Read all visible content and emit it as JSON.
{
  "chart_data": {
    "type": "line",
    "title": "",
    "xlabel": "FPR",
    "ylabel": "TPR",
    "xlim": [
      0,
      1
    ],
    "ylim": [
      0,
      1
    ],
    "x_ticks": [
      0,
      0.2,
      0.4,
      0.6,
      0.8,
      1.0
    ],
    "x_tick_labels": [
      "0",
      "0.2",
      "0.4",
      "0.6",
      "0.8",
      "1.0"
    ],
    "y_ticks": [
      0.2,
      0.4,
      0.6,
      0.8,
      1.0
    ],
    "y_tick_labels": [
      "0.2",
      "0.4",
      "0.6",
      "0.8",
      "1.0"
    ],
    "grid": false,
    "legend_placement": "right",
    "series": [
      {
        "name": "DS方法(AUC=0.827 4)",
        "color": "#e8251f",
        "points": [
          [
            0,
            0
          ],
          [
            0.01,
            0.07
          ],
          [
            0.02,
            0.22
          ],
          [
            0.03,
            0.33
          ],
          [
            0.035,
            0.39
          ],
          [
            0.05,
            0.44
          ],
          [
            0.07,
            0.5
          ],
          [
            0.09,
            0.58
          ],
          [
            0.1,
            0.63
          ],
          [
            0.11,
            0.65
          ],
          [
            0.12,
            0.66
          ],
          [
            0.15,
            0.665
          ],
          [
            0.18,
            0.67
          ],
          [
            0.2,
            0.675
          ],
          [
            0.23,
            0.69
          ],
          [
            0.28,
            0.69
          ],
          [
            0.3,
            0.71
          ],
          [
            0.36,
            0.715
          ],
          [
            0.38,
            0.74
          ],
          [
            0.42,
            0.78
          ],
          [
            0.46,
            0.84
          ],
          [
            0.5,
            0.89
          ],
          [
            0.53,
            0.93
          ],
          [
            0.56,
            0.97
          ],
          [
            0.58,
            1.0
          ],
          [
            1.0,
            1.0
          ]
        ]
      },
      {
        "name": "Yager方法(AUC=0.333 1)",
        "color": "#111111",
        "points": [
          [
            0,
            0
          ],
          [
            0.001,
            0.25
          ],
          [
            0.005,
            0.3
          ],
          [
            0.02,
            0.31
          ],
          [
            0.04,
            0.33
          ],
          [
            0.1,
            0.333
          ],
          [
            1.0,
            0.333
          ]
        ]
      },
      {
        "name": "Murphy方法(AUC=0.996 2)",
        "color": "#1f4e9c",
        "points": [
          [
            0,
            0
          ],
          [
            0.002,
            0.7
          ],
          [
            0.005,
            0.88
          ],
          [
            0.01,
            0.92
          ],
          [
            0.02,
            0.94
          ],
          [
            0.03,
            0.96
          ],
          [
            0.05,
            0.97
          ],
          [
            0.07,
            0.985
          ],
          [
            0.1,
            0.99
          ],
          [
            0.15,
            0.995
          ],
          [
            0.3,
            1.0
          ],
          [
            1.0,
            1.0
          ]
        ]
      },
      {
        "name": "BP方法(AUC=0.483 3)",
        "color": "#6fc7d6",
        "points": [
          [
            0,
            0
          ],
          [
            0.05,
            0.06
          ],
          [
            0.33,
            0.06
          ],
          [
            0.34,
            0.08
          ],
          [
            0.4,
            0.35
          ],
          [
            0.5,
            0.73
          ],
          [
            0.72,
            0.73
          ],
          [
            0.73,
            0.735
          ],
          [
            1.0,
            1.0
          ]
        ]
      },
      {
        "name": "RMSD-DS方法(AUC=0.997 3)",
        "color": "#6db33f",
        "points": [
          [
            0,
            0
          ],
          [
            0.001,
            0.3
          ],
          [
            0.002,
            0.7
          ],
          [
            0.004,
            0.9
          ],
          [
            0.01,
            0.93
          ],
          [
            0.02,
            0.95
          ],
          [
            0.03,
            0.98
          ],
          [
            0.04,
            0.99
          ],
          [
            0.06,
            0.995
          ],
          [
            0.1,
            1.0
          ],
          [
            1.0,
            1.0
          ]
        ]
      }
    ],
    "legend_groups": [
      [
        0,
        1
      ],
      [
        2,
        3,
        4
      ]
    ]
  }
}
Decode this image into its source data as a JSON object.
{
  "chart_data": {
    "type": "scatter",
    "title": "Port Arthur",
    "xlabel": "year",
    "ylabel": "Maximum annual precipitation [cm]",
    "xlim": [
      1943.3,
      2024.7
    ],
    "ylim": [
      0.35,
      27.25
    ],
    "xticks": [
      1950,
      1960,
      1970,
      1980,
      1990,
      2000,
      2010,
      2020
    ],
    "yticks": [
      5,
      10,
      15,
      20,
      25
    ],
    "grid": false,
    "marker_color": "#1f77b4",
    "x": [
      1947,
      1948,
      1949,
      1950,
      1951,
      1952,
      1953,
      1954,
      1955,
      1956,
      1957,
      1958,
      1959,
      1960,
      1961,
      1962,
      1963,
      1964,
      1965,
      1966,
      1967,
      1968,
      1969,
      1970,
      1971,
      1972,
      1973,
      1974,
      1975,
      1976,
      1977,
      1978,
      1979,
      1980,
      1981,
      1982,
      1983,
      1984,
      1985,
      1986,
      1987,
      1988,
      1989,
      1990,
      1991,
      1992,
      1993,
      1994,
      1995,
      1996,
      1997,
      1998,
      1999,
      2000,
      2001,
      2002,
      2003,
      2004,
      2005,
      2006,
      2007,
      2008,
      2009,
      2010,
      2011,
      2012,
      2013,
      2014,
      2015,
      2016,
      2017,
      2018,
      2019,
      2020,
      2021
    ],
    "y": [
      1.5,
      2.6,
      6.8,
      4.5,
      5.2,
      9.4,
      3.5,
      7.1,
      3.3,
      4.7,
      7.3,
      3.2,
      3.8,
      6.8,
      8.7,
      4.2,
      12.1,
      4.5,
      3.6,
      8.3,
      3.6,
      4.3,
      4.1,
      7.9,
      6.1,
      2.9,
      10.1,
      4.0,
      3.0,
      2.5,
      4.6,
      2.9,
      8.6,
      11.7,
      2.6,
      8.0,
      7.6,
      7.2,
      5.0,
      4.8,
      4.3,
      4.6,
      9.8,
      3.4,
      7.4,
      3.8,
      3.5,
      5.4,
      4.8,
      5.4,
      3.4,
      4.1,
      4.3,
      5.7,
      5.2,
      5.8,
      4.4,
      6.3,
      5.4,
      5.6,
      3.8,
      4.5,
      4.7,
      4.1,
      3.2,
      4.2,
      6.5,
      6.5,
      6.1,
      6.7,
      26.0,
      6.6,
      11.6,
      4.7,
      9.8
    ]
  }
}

+ + + + +

### [YOUR TASK]
Restate each record exactly as written.

### [RIGHT ANSWER]
Read all visible content and emit it as JSON.
{
  "chart_data": {
    "type": "line",
    "title": "",
    "xlabel": "FPR",
    "ylabel": "TPR",
    "xlim": [
      0,
      1
    ],
    "ylim": [
      0,
      1
    ],
    "x_ticks": [
      0,
      0.2,
      0.4,
      0.6,
      0.8,
      1.0
    ],
    "x_tick_labels": [
      "0",
      "0.2",
      "0.4",
      "0.6",
      "0.8",
      "1.0"
    ],
    "y_ticks": [
      0.2,
      0.4,
      0.6,
      0.8,
      1.0
    ],
    "y_tick_labels": [
      "0.2",
      "0.4",
      "0.6",
      "0.8",
      "1.0"
    ],
    "grid": false,
    "legend_placement": "right",
    "series": [
      {
        "name": "DS方法(AUC=0.827 4)",
        "color": "#e8251f",
        "points": [
          [
            0,
            0
          ],
          [
            0.01,
            0.07
          ],
          [
            0.02,
            0.22
          ],
          [
            0.03,
            0.33
          ],
          [
            0.035,
            0.39
          ],
          [
            0.05,
            0.44
          ],
          [
            0.07,
            0.5
          ],
          [
            0.09,
            0.58
          ],
          [
            0.1,
            0.63
          ],
          [
            0.11,
            0.65
          ],
          [
            0.12,
            0.66
          ],
          [
            0.15,
            0.665
          ],
          [
            0.18,
            0.67
          ],
          [
            0.2,
            0.675
          ],
          [
            0.23,
            0.69
          ],
          [
            0.28,
            0.69
          ],
          [
            0.3,
            0.71
          ],
          [
            0.36,
            0.715
          ],
          [
            0.38,
            0.74
          ],
          [
            0.42,
            0.78
          ],
          [
            0.46,
            0.84
          ],
          [
            0.5,
            0.89
          ],
          [
            0.53,
            0.93
          ],
          [
            0.56,
            0.97
          ],
          [
            0.58,
            1.0
          ],
          [
            1.0,
            1.0
          ]
        ]
      },
      {
        "name": "Yager方法(AUC=0.333 1)",
        "color": "#111111",
        "points": [
          [
            0,
            0
          ],
          [
            0.001,
            0.25
          ],
          [
            0.005,
            0.3
          ],
          [
            0.02,
            0.31
          ],
          [
            0.04,
            0.33
          ],
          [
            0.1,
            0.333
          ],
          [
            1.0,
            0.333
          ]
        ]
      },
      {
        "name": "Murphy方法(AUC=0.996 2)",
        "color": "#1f4e9c",
        "points": [
          [
            0,
            0
          ],
          [
            0.002,
            0.7
          ],
          [
            0.005,
            0.88
          ],
          [
            0.01,
            0.92
          ],
          [
            0.02,
            0.94
          ],
          [
            0.03,
            0.96
          ],
          [
            0.05,
            0.97
          ],
          [
            0.07,
            0.985
          ],
          [
            0.1,
            0.99
          ],
          [
            0.15,
            0.995
          ],
          [
            0.3,
            1.0
          ],
          [
            1.0,
            1.0
          ]
        ]
      },
      {
        "name": "BP方法(AUC=0.483 3)",
        "color": "#6fc7d6",
        "points": [
          [
            0,
            0
          ],
          [
            0.05,
            0.06
          ],
          [
            0.33,
            0.06
          ],
          [
            0.34,
            0.08
          ],
          [
            0.4,
            0.35
          ],
          [
            0.5,
            0.73
          ],
          [
            0.72,
            0.73
          ],
          [
            0.73,
            0.735
          ],
          [
            1.0,
            1.0
          ]
        ]
      },
      {
        "name": "RMSD-DS方法(AUC=0.997 3)",
        "color": "#6db33f",
        "points": [
          [
            0,
            0
          ],
          [
            0.001,
            0.3
          ],
          [
            0.002,
            0.7
          ],
          [
            0.004,
            0.9
          ],
          [
            0.01,
            0.93
          ],
          [
            0.02,
            0.95
          ],
          [
            0.03,
            0.98
          ],
          [
            0.04,
            0.99
          ],
          [
            0.06,
            0.995
          ],
          [
            0.1,
            1.0
          ],
          [
            1.0,
            1.0
          ]
        ]
      }
    ],
    "legend_groups": [
      [
        0,
        1
      ],
      [
        2,
        3,
        4
      ]
    ]
  }
}
Decode this image into its source data as a JSON object.
{
  "chart_data": {
    "type": "scatter",
    "title": "Port Arthur",
    "xlabel": "year",
    "ylabel": "Maximum annual precipitation [cm]",
    "xlim": [
      1943.3,
      2024.7
    ],
    "ylim": [
      0.35,
      27.25
    ],
    "xticks": [
      1950,
      1960,
      1970,
      1980,
      1990,
      2000,
      2010,
      2020
    ],
    "yticks": [
      5,
      10,
      15,
      20,
      25
    ],
    "grid": false,
    "marker_color": "#1f77b4",
    "x": [
      1947,
      1948,
      1949,
      1950,
      1951,
      1952,
      1953,
      1954,
      1955,
      1956,
      1957,
      1958,
      1959,
      1960,
      1961,
      1962,
      1963,
      1964,
      1965,
      1966,
      1967,
      1968,
      1969,
      1970,
      1971,
      1972,
      1973,
      1974,
      1975,
      1976,
      1977,
      1978,
      1979,
      1980,
      1981,
      1982,
      1983,
      1984,
      1985,
      1986,
      1987,
      1988,
      1989,
      1990,
      1991,
      1992,
      1993,
      1994,
      1995,
      1996,
      1997,
      1998,
      1999,
      2000,
      2001,
      2002,
      2003,
      2004,
      2005,
      2006,
      2007,
      2008,
      2009,
      2010,
      2011,
      2012,
      2013,
      2014,
      2015,
      2016,
      2017,
      2018,
      2019,
      2020,
      2021
    ],
    "y": [
      1.5,
      2.6,
      6.8,
      4.5,
      5.2,
      9.4,
      3.5,
      7.1,
      3.3,
      4.7,
      7.3,
      3.2,
      3.8,
      6.8,
      8.7,
      4.2,
      12.1,
      4.5,
      3.6,
      8.3,
      3.6,
      4.3,
      4.1,
      7.9,
      6.1,
      2.9,
      10.1,
      4.0,
      3.0,
      2.5,
      4.6,
      2.9,
      8.6,
      11.7,
      2.6,
      8.0,
      7.6,
      7.2,
      5.0,
      4.8,
      4.3,
      4.6,
      9.8,
      3.4,
      7.4,
      3.8,
      3.5,
      5.4,
      4.8,
      5.4,
      3.4,
      4.1,
      4.3,
      5.7,
      5.2,
      5.8,
      4.4,
      6.3,
      5.4,
      5.6,
      3.8,
      4.5,
      4.7,
      4.1,
      3.2,
      4.2,
      6.5,
      6.5,
      6.1,
      6.7,
      26.0,
      6.6,
      11.6,
      4.7,
      9.8
    ]
  }
}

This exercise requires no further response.